**Data extract**
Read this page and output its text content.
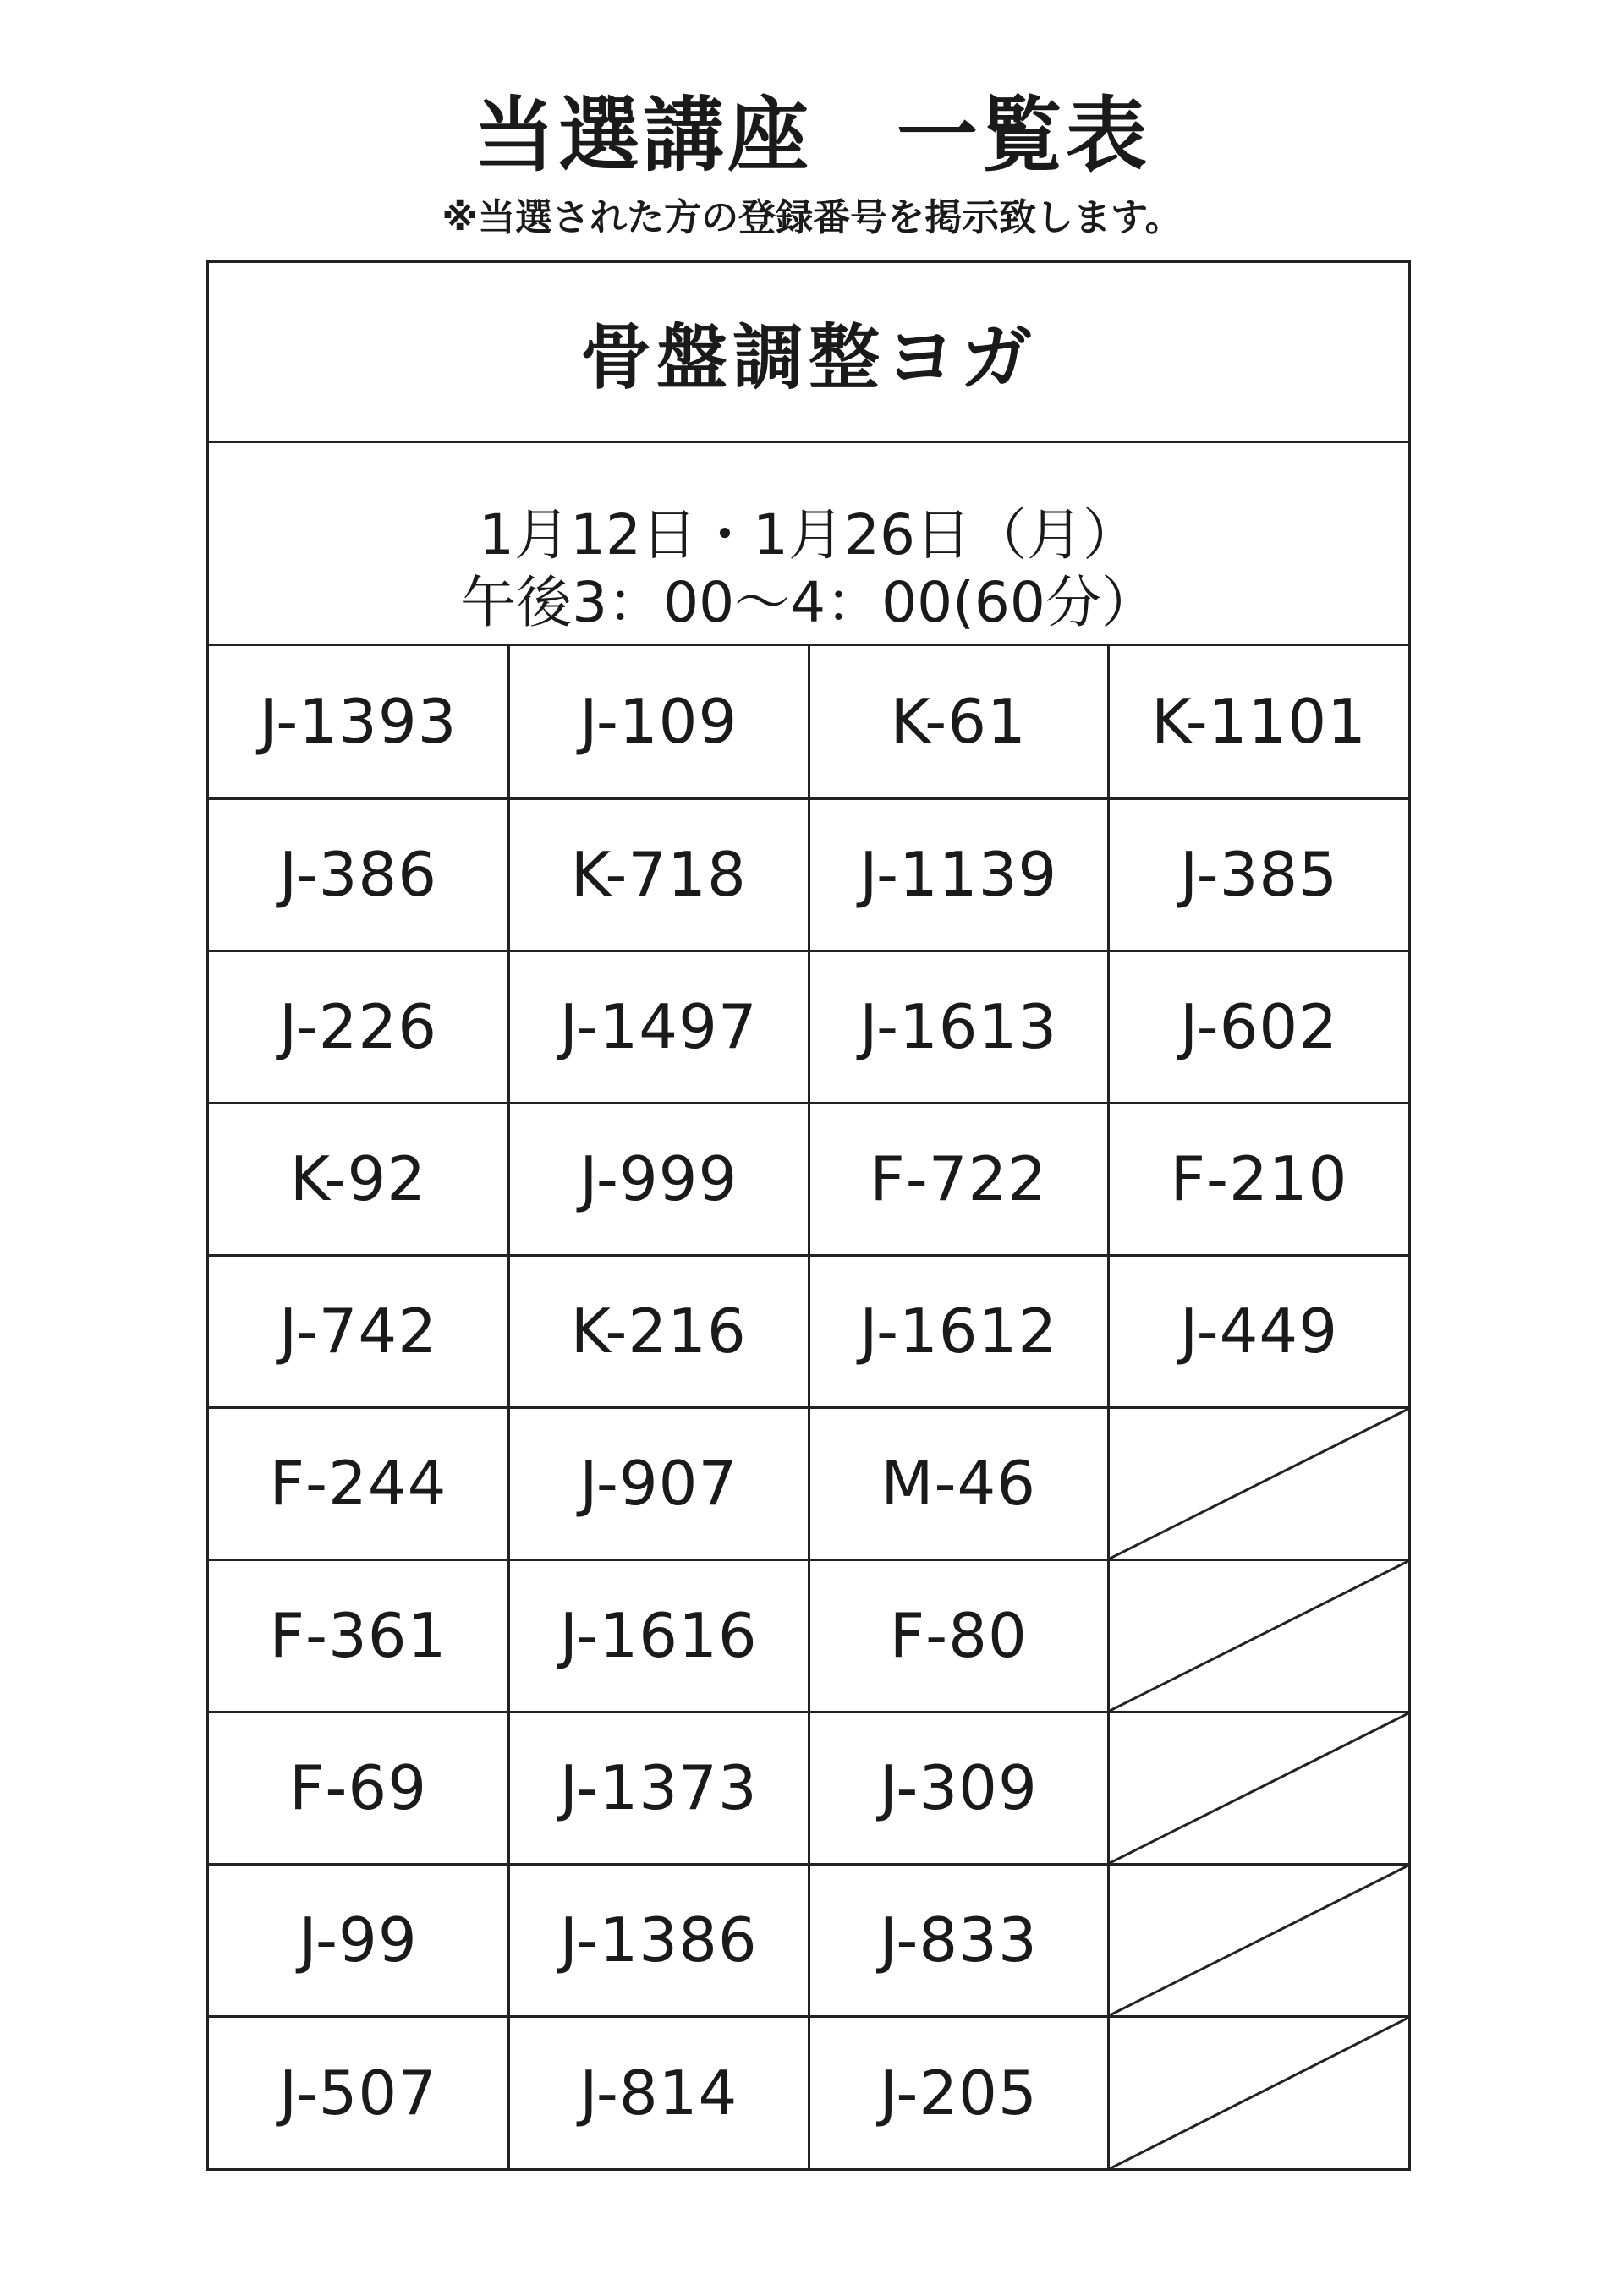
当選講座　一覧表
※当選された方の登録番号を掲示致します。
骨盤調整ヨガ
1月12日・1月26日（月）
午後3：00～4：00(60分）
J-1393	J-109	K-61	K-1101
J-386	K-718	J-1139	J-385
J-226	J-1497	J-1613	J-602
K-92	J-999	F-722	F-210
J-742	K-216	J-1612	J-449
F-244	J-907	M-46	

F-361	J-1616	F-80	

F-69	J-1373	J-309	

J-99	J-1386	J-833	

J-507	J-814	J-205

**Problem requirements**
Write the listing out a second time exactly, dropping all images.

**Worked answer**
Read this page and output its text content.
当選講座　一覧表
※当選された方の登録番号を掲示致します。
骨盤調整ヨガ
1月12日・1月26日（月）
午後3：00～4：00(60分）
J-1393	J-109	K-61	K-1101
J-386	K-718	J-1139	J-385
J-226	J-1497	J-1613	J-602
K-92	J-999	F-722	F-210
J-742	K-216	J-1612	J-449
F-244	J-907	M-46	

F-361	J-1616	F-80	

F-69	J-1373	J-309	

J-99	J-1386	J-833	

J-507	J-814	J-205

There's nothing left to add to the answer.